**Exercise description:** Restate, word for word, all of the material shown below.

**Records for this task:**
>> START

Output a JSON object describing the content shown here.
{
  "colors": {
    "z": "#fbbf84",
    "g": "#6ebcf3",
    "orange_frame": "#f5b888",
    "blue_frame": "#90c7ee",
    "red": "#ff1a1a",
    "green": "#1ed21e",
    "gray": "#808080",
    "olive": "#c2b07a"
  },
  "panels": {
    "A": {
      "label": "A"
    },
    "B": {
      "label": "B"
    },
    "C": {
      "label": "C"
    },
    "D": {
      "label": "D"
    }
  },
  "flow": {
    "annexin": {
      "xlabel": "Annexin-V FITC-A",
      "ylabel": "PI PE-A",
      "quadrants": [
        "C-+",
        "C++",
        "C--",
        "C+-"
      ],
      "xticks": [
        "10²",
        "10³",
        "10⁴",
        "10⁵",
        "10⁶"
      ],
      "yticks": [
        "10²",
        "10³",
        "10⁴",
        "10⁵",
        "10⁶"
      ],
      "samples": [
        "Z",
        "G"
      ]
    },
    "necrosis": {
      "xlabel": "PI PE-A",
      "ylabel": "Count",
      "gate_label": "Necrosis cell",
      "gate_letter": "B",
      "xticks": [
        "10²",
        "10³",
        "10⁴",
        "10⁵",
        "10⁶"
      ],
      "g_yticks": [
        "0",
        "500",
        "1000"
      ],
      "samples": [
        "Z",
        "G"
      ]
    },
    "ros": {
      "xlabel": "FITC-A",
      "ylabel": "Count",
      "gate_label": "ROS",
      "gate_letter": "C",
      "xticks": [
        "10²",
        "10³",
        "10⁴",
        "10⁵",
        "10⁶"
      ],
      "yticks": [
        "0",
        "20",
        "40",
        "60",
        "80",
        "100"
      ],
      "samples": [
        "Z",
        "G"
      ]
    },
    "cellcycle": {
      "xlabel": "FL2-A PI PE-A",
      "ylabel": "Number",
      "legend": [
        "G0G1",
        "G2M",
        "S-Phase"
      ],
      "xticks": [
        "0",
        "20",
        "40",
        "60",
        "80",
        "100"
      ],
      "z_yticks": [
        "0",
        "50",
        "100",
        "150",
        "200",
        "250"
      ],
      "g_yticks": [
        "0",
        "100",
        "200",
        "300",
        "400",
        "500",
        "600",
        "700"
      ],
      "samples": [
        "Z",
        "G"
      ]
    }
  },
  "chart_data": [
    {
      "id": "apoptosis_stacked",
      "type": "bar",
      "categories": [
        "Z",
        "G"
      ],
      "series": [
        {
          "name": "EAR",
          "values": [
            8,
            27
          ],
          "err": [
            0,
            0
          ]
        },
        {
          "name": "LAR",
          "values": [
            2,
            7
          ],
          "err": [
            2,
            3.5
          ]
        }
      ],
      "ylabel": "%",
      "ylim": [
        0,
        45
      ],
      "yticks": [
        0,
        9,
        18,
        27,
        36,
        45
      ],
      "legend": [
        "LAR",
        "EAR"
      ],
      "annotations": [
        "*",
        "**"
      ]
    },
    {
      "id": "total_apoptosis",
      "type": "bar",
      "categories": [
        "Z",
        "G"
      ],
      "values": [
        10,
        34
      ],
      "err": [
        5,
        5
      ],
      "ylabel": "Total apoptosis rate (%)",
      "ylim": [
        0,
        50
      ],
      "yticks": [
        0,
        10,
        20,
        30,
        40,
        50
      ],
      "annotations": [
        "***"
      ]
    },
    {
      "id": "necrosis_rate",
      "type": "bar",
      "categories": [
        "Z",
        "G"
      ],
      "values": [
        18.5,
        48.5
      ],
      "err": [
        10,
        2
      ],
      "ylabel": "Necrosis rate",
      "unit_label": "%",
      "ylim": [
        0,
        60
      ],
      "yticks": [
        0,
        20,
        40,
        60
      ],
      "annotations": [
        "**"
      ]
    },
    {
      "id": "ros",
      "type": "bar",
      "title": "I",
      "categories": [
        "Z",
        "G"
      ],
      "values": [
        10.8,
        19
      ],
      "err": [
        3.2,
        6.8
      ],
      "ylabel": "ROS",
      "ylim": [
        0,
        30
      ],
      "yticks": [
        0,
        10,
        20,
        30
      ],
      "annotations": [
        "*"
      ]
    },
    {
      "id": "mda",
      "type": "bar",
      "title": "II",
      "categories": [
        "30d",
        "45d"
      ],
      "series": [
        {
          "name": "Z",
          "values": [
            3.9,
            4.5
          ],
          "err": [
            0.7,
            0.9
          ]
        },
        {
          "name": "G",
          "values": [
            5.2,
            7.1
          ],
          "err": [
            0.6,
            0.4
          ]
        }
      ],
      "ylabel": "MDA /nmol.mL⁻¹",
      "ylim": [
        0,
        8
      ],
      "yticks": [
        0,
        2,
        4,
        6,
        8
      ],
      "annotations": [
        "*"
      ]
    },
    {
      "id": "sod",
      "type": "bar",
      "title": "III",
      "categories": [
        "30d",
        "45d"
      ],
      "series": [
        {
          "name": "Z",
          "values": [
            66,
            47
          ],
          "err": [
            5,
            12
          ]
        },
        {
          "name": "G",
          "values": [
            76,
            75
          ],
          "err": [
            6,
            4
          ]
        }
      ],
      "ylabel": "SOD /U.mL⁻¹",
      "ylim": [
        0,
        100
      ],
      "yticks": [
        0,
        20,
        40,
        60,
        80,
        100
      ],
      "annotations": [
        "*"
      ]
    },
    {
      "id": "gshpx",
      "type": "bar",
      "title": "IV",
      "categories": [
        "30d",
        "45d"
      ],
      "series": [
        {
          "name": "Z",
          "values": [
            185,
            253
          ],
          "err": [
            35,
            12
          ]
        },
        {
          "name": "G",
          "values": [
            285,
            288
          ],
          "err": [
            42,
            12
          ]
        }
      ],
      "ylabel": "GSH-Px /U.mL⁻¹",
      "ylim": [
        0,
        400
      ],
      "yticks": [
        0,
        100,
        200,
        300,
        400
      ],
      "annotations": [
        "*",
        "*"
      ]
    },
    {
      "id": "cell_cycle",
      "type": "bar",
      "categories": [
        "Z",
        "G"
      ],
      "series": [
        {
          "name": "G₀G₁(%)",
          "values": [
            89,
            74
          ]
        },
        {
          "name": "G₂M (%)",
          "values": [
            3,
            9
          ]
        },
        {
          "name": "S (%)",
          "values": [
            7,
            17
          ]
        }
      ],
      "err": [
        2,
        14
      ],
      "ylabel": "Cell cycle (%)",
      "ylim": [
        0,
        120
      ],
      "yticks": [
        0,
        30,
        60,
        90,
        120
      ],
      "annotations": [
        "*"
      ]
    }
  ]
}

>> END

**Response:**
Output a JSON object describing the content shown here.
{
  "colors": {
    "z": "#fbbf84",
    "g": "#6ebcf3",
    "orange_frame": "#f5b888",
    "blue_frame": "#90c7ee",
    "red": "#ff1a1a",
    "green": "#1ed21e",
    "gray": "#808080",
    "olive": "#c2b07a"
  },
  "panels": {
    "A": {
      "label": "A"
    },
    "B": {
      "label": "B"
    },
    "C": {
      "label": "C"
    },
    "D": {
      "label": "D"
    }
  },
  "flow": {
    "annexin": {
      "xlabel": "Annexin-V FITC-A",
      "ylabel": "PI PE-A",
      "quadrants": [
        "C-+",
        "C++",
        "C--",
        "C+-"
      ],
      "xticks": [
        "10²",
        "10³",
        "10⁴",
        "10⁵",
        "10⁶"
      ],
      "yticks": [
        "10²",
        "10³",
        "10⁴",
        "10⁵",
        "10⁶"
      ],
      "samples": [
        "Z",
        "G"
      ]
    },
    "necrosis": {
      "xlabel": "PI PE-A",
      "ylabel": "Count",
      "gate_label": "Necrosis cell",
      "gate_letter": "B",
      "xticks": [
        "10²",
        "10³",
        "10⁴",
        "10⁵",
        "10⁶"
      ],
      "g_yticks": [
        "0",
        "500",
        "1000"
      ],
      "samples": [
        "Z",
        "G"
      ]
    },
    "ros": {
      "xlabel": "FITC-A",
      "ylabel": "Count",
      "gate_label": "ROS",
      "gate_letter": "C",
      "xticks": [
        "10²",
        "10³",
        "10⁴",
        "10⁵",
        "10⁶"
      ],
      "yticks": [
        "0",
        "20",
        "40",
        "60",
        "80",
        "100"
      ],
      "samples": [
        "Z",
        "G"
      ]
    },
    "cellcycle": {
      "xlabel": "FL2-A PI PE-A",
      "ylabel": "Number",
      "legend": [
        "G0G1",
        "G2M",
        "S-Phase"
      ],
      "xticks": [
        "0",
        "20",
        "40",
        "60",
        "80",
        "100"
      ],
      "z_yticks": [
        "0",
        "50",
        "100",
        "150",
        "200",
        "250"
      ],
      "g_yticks": [
        "0",
        "100",
        "200",
        "300",
        "400",
        "500",
        "600",
        "700"
      ],
      "samples": [
        "Z",
        "G"
      ]
    }
  },
  "chart_data": [
    {
      "id": "apoptosis_stacked",
      "type": "bar",
      "categories": [
        "Z",
        "G"
      ],
      "series": [
        {
          "name": "EAR",
          "values": [
            8,
            27
          ],
          "err": [
            0,
            0
          ]
        },
        {
          "name": "LAR",
          "values": [
            2,
            7
          ],
          "err": [
            2,
            3.5
          ]
        }
      ],
      "ylabel": "%",
      "ylim": [
        0,
        45
      ],
      "yticks": [
        0,
        9,
        18,
        27,
        36,
        45
      ],
      "legend": [
        "LAR",
        "EAR"
      ],
      "annotations": [
        "*",
        "**"
      ]
    },
    {
      "id": "total_apoptosis",
      "type": "bar",
      "categories": [
        "Z",
        "G"
      ],
      "values": [
        10,
        34
      ],
      "err": [
        5,
        5
      ],
      "ylabel": "Total apoptosis rate (%)",
      "ylim": [
        0,
        50
      ],
      "yticks": [
        0,
        10,
        20,
        30,
        40,
        50
      ],
      "annotations": [
        "***"
      ]
    },
    {
      "id": "necrosis_rate",
      "type": "bar",
      "categories": [
        "Z",
        "G"
      ],
      "values": [
        18.5,
        48.5
      ],
      "err": [
        10,
        2
      ],
      "ylabel": "Necrosis rate",
      "unit_label": "%",
      "ylim": [
        0,
        60
      ],
      "yticks": [
        0,
        20,
        40,
        60
      ],
      "annotations": [
        "**"
      ]
    },
    {
      "id": "ros",
      "type": "bar",
      "title": "I",
      "categories": [
        "Z",
        "G"
      ],
      "values": [
        10.8,
        19
      ],
      "err": [
        3.2,
        6.8
      ],
      "ylabel": "ROS",
      "ylim": [
        0,
        30
      ],
      "yticks": [
        0,
        10,
        20,
        30
      ],
      "annotations": [
        "*"
      ]
    },
    {
      "id": "mda",
      "type": "bar",
      "title": "II",
      "categories": [
        "30d",
        "45d"
      ],
      "series": [
        {
          "name": "Z",
          "values": [
            3.9,
            4.5
          ],
          "err": [
            0.7,
            0.9
          ]
        },
        {
          "name": "G",
          "values": [
            5.2,
            7.1
          ],
          "err": [
            0.6,
            0.4
          ]
        }
      ],
      "ylabel": "MDA /nmol.mL⁻¹",
      "ylim": [
        0,
        8
      ],
      "yticks": [
        0,
        2,
        4,
        6,
        8
      ],
      "annotations": [
        "*"
      ]
    },
    {
      "id": "sod",
      "type": "bar",
      "title": "III",
      "categories": [
        "30d",
        "45d"
      ],
      "series": [
        {
          "name": "Z",
          "values": [
            66,
            47
          ],
          "err": [
            5,
            12
          ]
        },
        {
          "name": "G",
          "values": [
            76,
            75
          ],
          "err": [
            6,
            4
          ]
        }
      ],
      "ylabel": "SOD /U.mL⁻¹",
      "ylim": [
        0,
        100
      ],
      "yticks": [
        0,
        20,
        40,
        60,
        80,
        100
      ],
      "annotations": [
        "*"
      ]
    },
    {
      "id": "gshpx",
      "type": "bar",
      "title": "IV",
      "categories": [
        "30d",
        "45d"
      ],
      "series": [
        {
          "name": "Z",
          "values": [
            185,
            253
          ],
          "err": [
            35,
            12
          ]
        },
        {
          "name": "G",
          "values": [
            285,
            288
          ],
          "err": [
            42,
            12
          ]
        }
      ],
      "ylabel": "GSH-Px /U.mL⁻¹",
      "ylim": [
        0,
        400
      ],
      "yticks": [
        0,
        100,
        200,
        300,
        400
      ],
      "annotations": [
        "*",
        "*"
      ]
    },
    {
      "id": "cell_cycle",
      "type": "bar",
      "categories": [
        "Z",
        "G"
      ],
      "series": [
        {
          "name": "G₀G₁(%)",
          "values": [
            89,
            74
          ]
        },
        {
          "name": "G₂M (%)",
          "values": [
            3,
            9
          ]
        },
        {
          "name": "S (%)",
          "values": [
            7,
            17
          ]
        }
      ],
      "err": [
        2,
        14
      ],
      "ylabel": "Cell cycle (%)",
      "ylim": [
        0,
        120
      ],
      "yticks": [
        0,
        30,
        60,
        90,
        120
      ],
      "annotations": [
        "*"
      ]
    }
  ]
}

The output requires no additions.